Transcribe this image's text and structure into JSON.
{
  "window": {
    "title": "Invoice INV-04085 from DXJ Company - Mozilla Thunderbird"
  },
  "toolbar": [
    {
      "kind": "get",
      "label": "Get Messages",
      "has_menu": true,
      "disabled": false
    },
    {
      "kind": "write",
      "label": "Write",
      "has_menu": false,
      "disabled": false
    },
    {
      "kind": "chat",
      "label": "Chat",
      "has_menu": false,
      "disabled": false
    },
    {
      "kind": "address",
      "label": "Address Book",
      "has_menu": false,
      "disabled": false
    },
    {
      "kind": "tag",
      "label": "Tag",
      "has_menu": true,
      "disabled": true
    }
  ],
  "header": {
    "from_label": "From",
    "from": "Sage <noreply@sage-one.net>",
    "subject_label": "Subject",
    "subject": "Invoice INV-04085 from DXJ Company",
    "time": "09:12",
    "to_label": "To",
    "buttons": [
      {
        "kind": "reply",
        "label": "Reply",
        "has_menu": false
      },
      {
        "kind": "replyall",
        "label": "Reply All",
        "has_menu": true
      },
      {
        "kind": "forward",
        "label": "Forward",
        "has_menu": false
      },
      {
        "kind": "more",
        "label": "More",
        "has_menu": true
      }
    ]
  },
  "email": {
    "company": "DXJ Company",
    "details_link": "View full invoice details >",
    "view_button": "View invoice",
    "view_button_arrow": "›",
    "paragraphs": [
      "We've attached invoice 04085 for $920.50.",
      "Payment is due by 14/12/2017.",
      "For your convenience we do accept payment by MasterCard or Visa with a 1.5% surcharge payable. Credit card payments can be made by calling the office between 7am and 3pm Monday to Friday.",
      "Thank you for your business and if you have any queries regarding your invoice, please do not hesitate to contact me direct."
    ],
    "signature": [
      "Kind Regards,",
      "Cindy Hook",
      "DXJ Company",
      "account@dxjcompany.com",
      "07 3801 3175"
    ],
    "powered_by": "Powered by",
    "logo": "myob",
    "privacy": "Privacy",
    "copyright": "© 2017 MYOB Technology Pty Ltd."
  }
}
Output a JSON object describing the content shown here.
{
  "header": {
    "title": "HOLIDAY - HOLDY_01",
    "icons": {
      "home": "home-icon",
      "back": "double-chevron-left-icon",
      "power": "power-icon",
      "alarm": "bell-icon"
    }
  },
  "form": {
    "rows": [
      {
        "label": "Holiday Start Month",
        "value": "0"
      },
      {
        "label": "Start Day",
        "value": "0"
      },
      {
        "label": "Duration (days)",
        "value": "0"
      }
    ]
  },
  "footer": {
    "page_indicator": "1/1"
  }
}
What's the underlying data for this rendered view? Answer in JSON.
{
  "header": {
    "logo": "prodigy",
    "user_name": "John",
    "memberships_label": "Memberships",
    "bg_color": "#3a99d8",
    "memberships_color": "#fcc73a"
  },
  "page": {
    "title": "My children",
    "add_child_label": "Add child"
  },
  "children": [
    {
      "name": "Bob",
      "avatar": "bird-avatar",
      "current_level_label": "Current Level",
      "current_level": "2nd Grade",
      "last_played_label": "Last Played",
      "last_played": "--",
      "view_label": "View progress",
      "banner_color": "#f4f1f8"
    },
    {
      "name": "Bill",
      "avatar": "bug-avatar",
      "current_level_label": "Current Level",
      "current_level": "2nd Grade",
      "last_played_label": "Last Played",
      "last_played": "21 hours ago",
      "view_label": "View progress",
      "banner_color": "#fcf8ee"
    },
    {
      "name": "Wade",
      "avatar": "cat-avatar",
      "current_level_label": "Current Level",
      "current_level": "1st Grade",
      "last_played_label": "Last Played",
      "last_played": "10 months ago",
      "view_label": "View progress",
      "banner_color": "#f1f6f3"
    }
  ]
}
⁂
▶ _WRITTEN REQUEST_: Write the listing out again, exactly as shown above.

▶ _TASK SOLUTION_:
Transcribe this image's text and structure into JSON.
{
  "window": {
    "title": "Invoice INV-04085 from DXJ Company - Mozilla Thunderbird"
  },
  "toolbar": [
    {
      "kind": "get",
      "label": "Get Messages",
      "has_menu": true,
      "disabled": false
    },
    {
      "kind": "write",
      "label": "Write",
      "has_menu": false,
      "disabled": false
    },
    {
      "kind": "chat",
      "label": "Chat",
      "has_menu": false,
      "disabled": false
    },
    {
      "kind": "address",
      "label": "Address Book",
      "has_menu": false,
      "disabled": false
    },
    {
      "kind": "tag",
      "label": "Tag",
      "has_menu": true,
      "disabled": true
    }
  ],
  "header": {
    "from_label": "From",
    "from": "Sage <noreply@sage-one.net>",
    "subject_label": "Subject",
    "subject": "Invoice INV-04085 from DXJ Company",
    "time": "09:12",
    "to_label": "To",
    "buttons": [
      {
        "kind": "reply",
        "label": "Reply",
        "has_menu": false
      },
      {
        "kind": "replyall",
        "label": "Reply All",
        "has_menu": true
      },
      {
        "kind": "forward",
        "label": "Forward",
        "has_menu": false
      },
      {
        "kind": "more",
        "label": "More",
        "has_menu": true
      }
    ]
  },
  "email": {
    "company": "DXJ Company",
    "details_link": "View full invoice details >",
    "view_button": "View invoice",
    "view_button_arrow": "›",
    "paragraphs": [
      "We've attached invoice 04085 for $920.50.",
      "Payment is due by 14/12/2017.",
      "For your convenience we do accept payment by MasterCard or Visa with a 1.5% surcharge payable. Credit card payments can be made by calling the office between 7am and 3pm Monday to Friday.",
      "Thank you for your business and if you have any queries regarding your invoice, please do not hesitate to contact me direct."
    ],
    "signature": [
      "Kind Regards,",
      "Cindy Hook",
      "DXJ Company",
      "account@dxjcompany.com",
      "07 3801 3175"
    ],
    "powered_by": "Powered by",
    "logo": "myob",
    "privacy": "Privacy",
    "copyright": "© 2017 MYOB Technology Pty Ltd."
  }
}
Output a JSON object describing the content shown here.
{
  "header": {
    "title": "HOLIDAY - HOLDY_01",
    "icons": {
      "home": "home-icon",
      "back": "double-chevron-left-icon",
      "power": "power-icon",
      "alarm": "bell-icon"
    }
  },
  "form": {
    "rows": [
      {
        "label": "Holiday Start Month",
        "value": "0"
      },
      {
        "label": "Start Day",
        "value": "0"
      },
      {
        "label": "Duration (days)",
        "value": "0"
      }
    ]
  },
  "footer": {
    "page_indicator": "1/1"
  }
}
What's the underlying data for this rendered view? Answer in JSON.
{
  "header": {
    "logo": "prodigy",
    "user_name": "John",
    "memberships_label": "Memberships",
    "bg_color": "#3a99d8",
    "memberships_color": "#fcc73a"
  },
  "page": {
    "title": "My children",
    "add_child_label": "Add child"
  },
  "children": [
    {
      "name": "Bob",
      "avatar": "bird-avatar",
      "current_level_label": "Current Level",
      "current_level": "2nd Grade",
      "last_played_label": "Last Played",
      "last_played": "--",
      "view_label": "View progress",
      "banner_color": "#f4f1f8"
    },
    {
      "name": "Bill",
      "avatar": "bug-avatar",
      "current_level_label": "Current Level",
      "current_level": "2nd Grade",
      "last_played_label": "Last Played",
      "last_played": "21 hours ago",
      "view_label": "View progress",
      "banner_color": "#fcf8ee"
    },
    {
      "name": "Wade",
      "avatar": "cat-avatar",
      "current_level_label": "Current Level",
      "current_level": "1st Grade",
      "last_played_label": "Last Played",
      "last_played": "10 months ago",
      "view_label": "View progress",
      "banner_color": "#f1f6f3"
    }
  ]
}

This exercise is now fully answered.